### YOUR OBJECTIVE
Go through the lines below. Copy those with "Dalian".

### SUPPLIED DATA
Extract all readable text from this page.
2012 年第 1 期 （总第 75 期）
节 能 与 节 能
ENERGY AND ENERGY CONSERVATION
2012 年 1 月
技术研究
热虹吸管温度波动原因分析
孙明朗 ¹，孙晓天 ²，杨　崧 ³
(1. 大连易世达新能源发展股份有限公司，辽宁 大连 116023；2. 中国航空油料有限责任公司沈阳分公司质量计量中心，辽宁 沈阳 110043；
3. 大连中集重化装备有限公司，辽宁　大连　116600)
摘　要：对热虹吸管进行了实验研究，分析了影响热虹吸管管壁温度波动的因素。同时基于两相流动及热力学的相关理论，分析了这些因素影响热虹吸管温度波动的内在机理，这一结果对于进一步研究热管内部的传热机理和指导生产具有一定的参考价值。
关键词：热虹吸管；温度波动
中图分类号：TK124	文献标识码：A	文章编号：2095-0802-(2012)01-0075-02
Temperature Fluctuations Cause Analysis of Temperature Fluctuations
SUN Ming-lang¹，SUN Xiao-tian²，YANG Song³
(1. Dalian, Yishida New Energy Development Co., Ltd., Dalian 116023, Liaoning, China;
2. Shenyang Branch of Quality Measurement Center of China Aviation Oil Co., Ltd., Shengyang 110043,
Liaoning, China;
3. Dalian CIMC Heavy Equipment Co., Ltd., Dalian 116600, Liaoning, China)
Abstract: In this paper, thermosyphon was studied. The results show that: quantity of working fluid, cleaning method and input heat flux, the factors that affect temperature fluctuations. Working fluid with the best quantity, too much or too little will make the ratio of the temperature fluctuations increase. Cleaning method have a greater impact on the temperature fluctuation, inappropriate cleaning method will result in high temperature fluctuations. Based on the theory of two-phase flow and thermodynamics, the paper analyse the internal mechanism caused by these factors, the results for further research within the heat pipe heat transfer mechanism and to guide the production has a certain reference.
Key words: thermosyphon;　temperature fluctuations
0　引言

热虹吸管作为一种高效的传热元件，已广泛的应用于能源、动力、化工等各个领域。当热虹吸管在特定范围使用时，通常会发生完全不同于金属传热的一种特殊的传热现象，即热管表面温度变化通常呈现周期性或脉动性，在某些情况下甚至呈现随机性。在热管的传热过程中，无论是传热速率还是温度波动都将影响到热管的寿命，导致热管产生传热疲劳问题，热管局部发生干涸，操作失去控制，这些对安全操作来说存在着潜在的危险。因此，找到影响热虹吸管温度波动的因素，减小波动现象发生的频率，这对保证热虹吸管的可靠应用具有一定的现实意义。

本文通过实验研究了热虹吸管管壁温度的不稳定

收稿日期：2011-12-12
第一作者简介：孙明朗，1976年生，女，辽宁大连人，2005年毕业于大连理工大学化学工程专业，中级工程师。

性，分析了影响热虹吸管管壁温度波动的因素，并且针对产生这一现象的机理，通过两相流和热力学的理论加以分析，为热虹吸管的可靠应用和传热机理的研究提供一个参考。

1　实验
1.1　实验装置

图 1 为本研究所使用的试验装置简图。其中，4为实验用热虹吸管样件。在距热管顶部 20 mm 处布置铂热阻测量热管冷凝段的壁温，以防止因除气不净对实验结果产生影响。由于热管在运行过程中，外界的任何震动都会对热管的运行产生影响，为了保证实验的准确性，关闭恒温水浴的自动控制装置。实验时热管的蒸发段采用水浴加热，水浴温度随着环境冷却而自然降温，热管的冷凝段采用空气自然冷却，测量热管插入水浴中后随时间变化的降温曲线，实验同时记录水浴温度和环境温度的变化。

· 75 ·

### RESPONSE TO THE TASK
(1. Dalian, Yishida New Energy Development Co., Ltd., Dalian 116023, Liaoning, China;
3. Dalian CIMC Heavy Equipment Co., Ltd., Dalian 116600, Liaoning, China)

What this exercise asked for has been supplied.